◆ WHAT TO WORK ON
Would you please repeat all of the data exactly, omitting the pictures?

◆ RECORD SET
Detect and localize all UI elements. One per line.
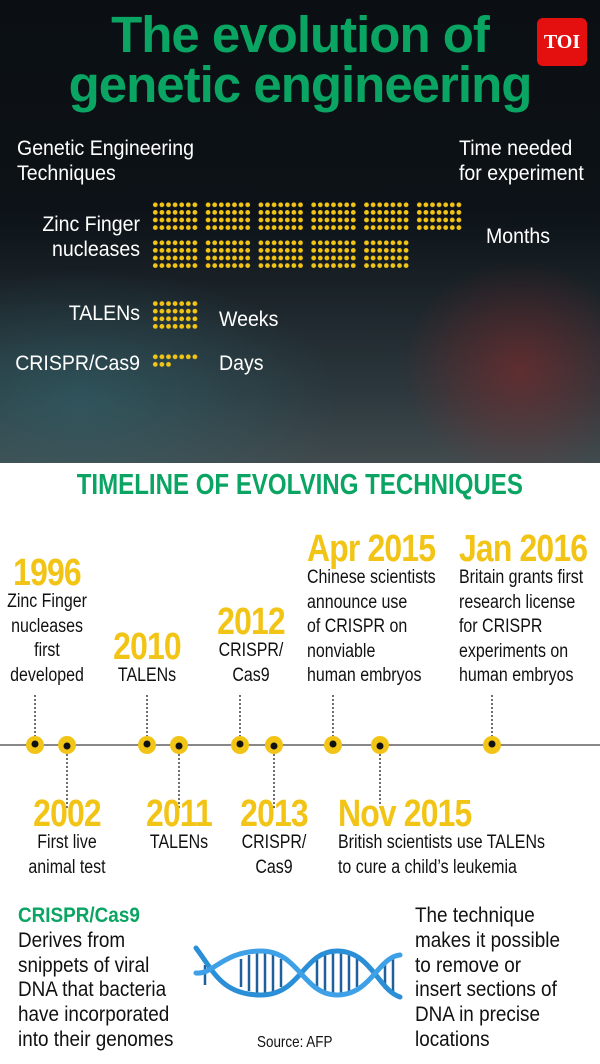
text block: CRISPR definition [18,904,174,1051]
event Apr 2015: of CRISPR on [307,616,407,637]
event 2002: animal test [28,856,106,878]
text block: technique: DNA in precise [415,1003,540,1026]
column header: time: Time needed [459,137,572,160]
event 2002: 2002 [33,793,101,835]
event 1996: developed [10,664,84,686]
section heading: TIMELINE OF EVOLVING TECHNIQUES [77,469,523,501]
event Apr 2015 [307,528,436,686]
event Nov 2015: British scientists use TALENs [338,832,545,853]
label: Zinc Finger [42,213,140,261]
logo: TOI [537,18,587,66]
event 2011: 2011 [146,793,212,835]
icon: DNA helix [194,946,402,1000]
event Jan 2016: experiments on [459,640,568,662]
event Jan 2016: for CRISPR [459,616,542,637]
text block: CRISPR definition: have incorporated [18,1003,169,1026]
label: Months: Months [486,225,550,248]
text block: technique [415,904,560,1051]
title [69,6,531,113]
event Apr 2015: Apr 2015 [307,528,435,570]
event Apr 2015: nonviable [307,640,375,662]
event Jan 2016: Britain grants first [459,567,583,588]
text block: CRISPR definition: into their genomes [18,1028,174,1051]
event Jan 2016: research license [459,592,575,612]
event Jan 2016: human embryos [459,665,573,686]
text block: CRISPR definition: DNA that bacteria [18,978,166,1001]
event Nov 2015: to cure a child’s leukemia [338,856,517,878]
column header: techniques: Genetic Engineering [17,137,194,160]
text block: CRISPR definition: Derives from [18,929,125,952]
column header: techniques [17,137,194,185]
text block: technique: locations [415,1028,490,1051]
text block: technique: makes it possible [415,929,560,952]
text block: CRISPR definition: snippets of viral [18,954,149,977]
dark header background [0,0,600,463]
label: Zinc Finger: nucleases [52,238,140,261]
label: Zinc Finger: Zinc Finger [42,213,140,236]
event 2002: First live [37,832,97,853]
text block: technique: The technique [415,904,535,927]
text block: technique: to remove or [415,954,521,977]
event 2010: 2010 [113,626,181,668]
label: CRISPR: CRISPR/Cas9 [15,352,140,375]
dot chart [152,202,462,367]
column header: time [459,137,584,185]
event 2012 [217,601,285,686]
label: Weeks: Weeks [219,308,278,331]
text block: technique: insert sections of [415,978,557,1001]
event 2013: Cas9 [255,856,293,878]
title: The evolution of [111,6,489,63]
event 1996: nucleases [11,616,83,636]
event 1996 [7,552,87,686]
event 1996: first [34,640,60,661]
event 2002 [28,793,106,878]
event 2012: CRISPR/ [219,640,283,661]
event Apr 2015: announce use [307,592,407,612]
text block: CRISPR definition: CRISPR/Cas9 [18,904,140,927]
event 2010: TALENs [118,665,176,686]
label: TALENs: TALENs [69,302,140,325]
event Jan 2016: Jan 2016 [459,528,587,570]
column header: time: for experiment [459,162,584,185]
title: genetic engineering [69,56,531,113]
event 1996: 1996 [13,552,81,594]
event 2012: 2012 [217,601,285,643]
event Jan 2016 [459,528,587,686]
event 1996: Zinc Finger [7,591,87,612]
event Nov 2015: Nov 2015 [338,793,471,835]
source: Source: AFP [257,1034,332,1051]
column header: techniques: Techniques [17,162,116,185]
event Apr 2015: human embryos [307,665,421,686]
event 2013: 2013 [240,793,308,835]
label: Days: Days [219,352,264,375]
event 2013 [240,793,308,878]
logo: TOI: TOI [544,31,580,53]
event 2011 [146,793,212,853]
event Apr 2015: Chinese scientists [307,567,436,588]
event 2011: TALENs [150,832,208,853]
event 2012: Cas9 [232,664,270,686]
timeline line and markers [0,695,600,808]
event 2013: CRISPR/ [242,832,306,853]
event Nov 2015 [338,793,545,878]
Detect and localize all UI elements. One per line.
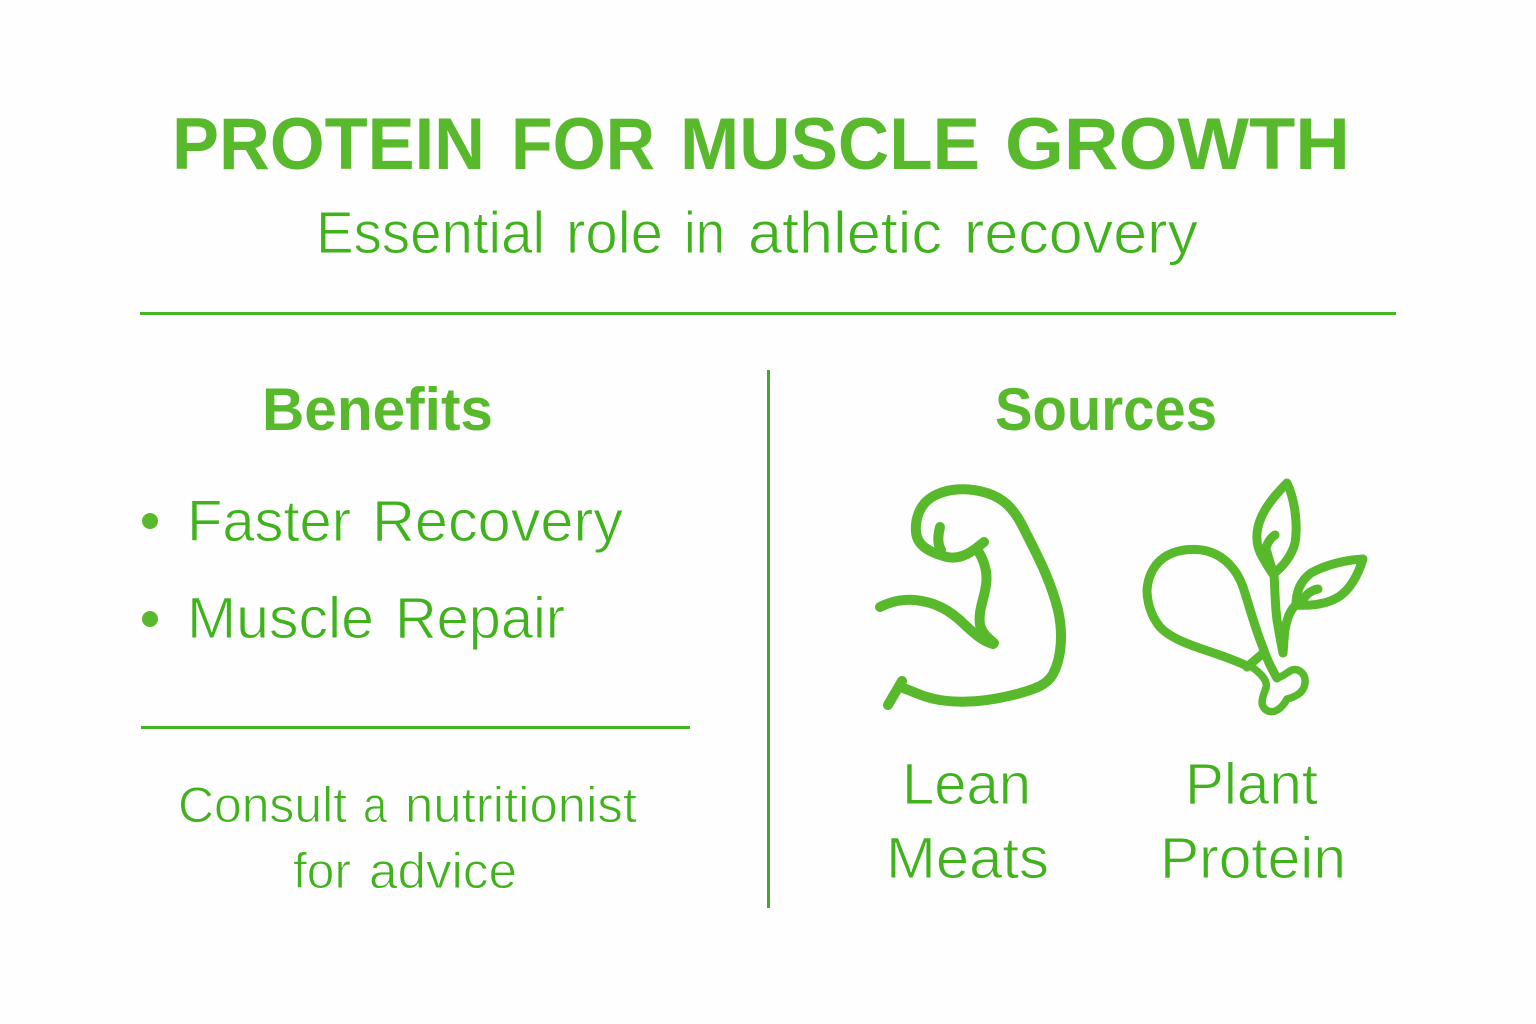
subtitle: recovery (964, 200, 1199, 266)
bullet: muscle repair: Muscle (187, 586, 374, 651)
subtitle: in (684, 200, 725, 266)
panel: benefits (142, 376, 623, 651)
bullet: faster recovery: Recovery (372, 489, 623, 554)
callout: consult a nutritionist: nutritionist (405, 777, 637, 833)
bullet: faster recovery (142, 489, 623, 554)
title (172, 104, 1350, 185)
subtitle: athletic (748, 200, 942, 266)
subtitle (316, 200, 1199, 266)
bullet: muscle repair: Repair (395, 586, 565, 651)
bullet: muscle repair (142, 586, 565, 651)
callout: consult a nutritionist: for (293, 843, 351, 899)
icon: flexed bicep (880, 489, 1061, 705)
callout: consult a nutritionist: advice (369, 843, 517, 899)
title: MUSCLE (680, 104, 980, 185)
panel: sources (880, 376, 1363, 891)
label: lean meats: Meats (886, 826, 1049, 891)
subtitle: role (566, 200, 663, 266)
callout: consult a nutritionist: Consult (178, 777, 347, 833)
label: plant protein: Plant (1185, 752, 1318, 817)
title: PROTEIN (172, 104, 485, 185)
subtitle: Essential (316, 200, 545, 266)
bullet: faster recovery: Faster (187, 489, 351, 554)
callout: consult a nutritionist (178, 777, 637, 899)
icon: drumstick and leaves (1147, 483, 1363, 712)
benefits heading: Benefits (262, 376, 493, 443)
title: FOR (511, 104, 655, 185)
title: GROWTH (1005, 104, 1350, 185)
sources heading: Sources (995, 376, 1217, 443)
label: plant protein: Protein (1160, 826, 1346, 891)
callout: consult a nutritionist: a (363, 777, 387, 833)
label: plant protein (1160, 752, 1346, 891)
label: lean meats: Lean (902, 752, 1031, 817)
label: lean meats (886, 752, 1049, 891)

◆ EXERCISE SOLUTION
Detect and localize all UI elements. One per line.
text block: CRISPR definition [18,904,174,1051]
event Apr 2015: of CRISPR on [307,616,407,637]
event 2002: animal test [28,856,106,878]
text block: technique: DNA in precise [415,1003,540,1026]
column header: time: Time needed [459,137,572,160]
event 2002: 2002 [33,793,101,835]
event 1996: developed [10,664,84,686]
section heading: TIMELINE OF EVOLVING TECHNIQUES [77,469,523,501]
event Apr 2015 [307,528,436,686]
event Nov 2015: British scientists use TALENs [338,832,545,853]
label: Zinc Finger [42,213,140,261]
logo: TOI [537,18,587,66]
event 2011: 2011 [146,793,212,835]
icon: DNA helix [194,946,402,1000]
event Jan 2016: experiments on [459,640,568,662]
event Jan 2016: for CRISPR [459,616,542,637]
text block: CRISPR definition: have incorporated [18,1003,169,1026]
label: Months: Months [486,225,550,248]
text block: technique [415,904,560,1051]
title [69,6,531,113]
event Apr 2015: Apr 2015 [307,528,435,570]
event Apr 2015: nonviable [307,640,375,662]
event Jan 2016: Britain grants first [459,567,583,588]
text block: CRISPR definition: into their genomes [18,1028,174,1051]
event Jan 2016: research license [459,592,575,612]
event Jan 2016: human embryos [459,665,573,686]
text block: CRISPR definition: DNA that bacteria [18,978,166,1001]
event Nov 2015: to cure a child’s leukemia [338,856,517,878]
column header: techniques: Genetic Engineering [17,137,194,160]
text block: CRISPR definition: Derives from [18,929,125,952]
column header: techniques [17,137,194,185]
text block: technique: locations [415,1028,490,1051]
text block: technique: makes it possible [415,929,560,952]
text block: CRISPR definition: snippets of viral [18,954,149,977]
dark header background [0,0,600,463]
label: Zinc Finger: nucleases [52,238,140,261]
label: Zinc Finger: Zinc Finger [42,213,140,236]
event 2002: First live [37,832,97,853]
text block: technique: The technique [415,904,535,927]
text block: technique: to remove or [415,954,521,977]
event 2010: 2010 [113,626,181,668]
label: CRISPR: CRISPR/Cas9 [15,352,140,375]
dot chart [152,202,462,367]
column header: time [459,137,584,185]
event 2012 [217,601,285,686]
label: Weeks: Weeks [219,308,278,331]
text block: technique: insert sections of [415,978,557,1001]
event 2013: Cas9 [255,856,293,878]
title: The evolution of [111,6,489,63]
event 1996: nucleases [11,616,83,636]
event 1996 [7,552,87,686]
event 1996: first [34,640,60,661]
event 2002 [28,793,106,878]
event 2012: CRISPR/ [219,640,283,661]
event Apr 2015: announce use [307,592,407,612]
text block: CRISPR definition: CRISPR/Cas9 [18,904,140,927]
event 2010: TALENs [118,665,176,686]
label: TALENs: TALENs [69,302,140,325]
event Jan 2016: Jan 2016 [459,528,587,570]
column header: time: for experiment [459,162,584,185]
title: genetic engineering [69,56,531,113]
event 1996: 1996 [13,552,81,594]
event 2012: 2012 [217,601,285,643]
event Jan 2016 [459,528,587,686]
event 1996: Zinc Finger [7,591,87,612]
event Nov 2015: Nov 2015 [338,793,471,835]
source: Source: AFP [257,1034,332,1051]
column header: techniques: Techniques [17,162,116,185]
event Apr 2015: human embryos [307,665,421,686]
event 2013: 2013 [240,793,308,835]
label: Days: Days [219,352,264,375]
event 2013 [240,793,308,878]
logo: TOI: TOI [544,31,580,53]
event 2011 [146,793,212,853]
event Apr 2015: Chinese scientists [307,567,436,588]
event 2011: TALENs [150,832,208,853]
event 2012: Cas9 [232,664,270,686]
timeline line and markers [0,695,600,808]
event 2013: CRISPR/ [242,832,306,853]
event Nov 2015 [338,793,545,878]
Detect and localize all UI elements. One per line.
subtitle: recovery (964, 200, 1199, 266)
bullet: muscle repair: Muscle (187, 586, 374, 651)
subtitle: in (684, 200, 725, 266)
panel: benefits (142, 376, 623, 651)
bullet: faster recovery: Recovery (372, 489, 623, 554)
callout: consult a nutritionist: nutritionist (405, 777, 637, 833)
bullet: faster recovery (142, 489, 623, 554)
title (172, 104, 1350, 185)
subtitle: athletic (748, 200, 942, 266)
subtitle (316, 200, 1199, 266)
bullet: muscle repair: Repair (395, 586, 565, 651)
bullet: muscle repair (142, 586, 565, 651)
callout: consult a nutritionist: for (293, 843, 351, 899)
icon: flexed bicep (880, 489, 1061, 705)
callout: consult a nutritionist: advice (369, 843, 517, 899)
title: MUSCLE (680, 104, 980, 185)
panel: sources (880, 376, 1363, 891)
label: lean meats: Meats (886, 826, 1049, 891)
subtitle: role (566, 200, 663, 266)
callout: consult a nutritionist: Consult (178, 777, 347, 833)
label: plant protein: Plant (1185, 752, 1318, 817)
title: PROTEIN (172, 104, 485, 185)
subtitle: Essential (316, 200, 545, 266)
bullet: faster recovery: Faster (187, 489, 351, 554)
callout: consult a nutritionist (178, 777, 637, 899)
icon: drumstick and leaves (1147, 483, 1363, 712)
benefits heading: Benefits (262, 376, 493, 443)
title: FOR (511, 104, 655, 185)
title: GROWTH (1005, 104, 1350, 185)
sources heading: Sources (995, 376, 1217, 443)
label: plant protein: Protein (1160, 826, 1346, 891)
callout: consult a nutritionist: a (363, 777, 387, 833)
label: plant protein (1160, 752, 1346, 891)
label: lean meats: Lean (902, 752, 1031, 817)
label: lean meats (886, 752, 1049, 891)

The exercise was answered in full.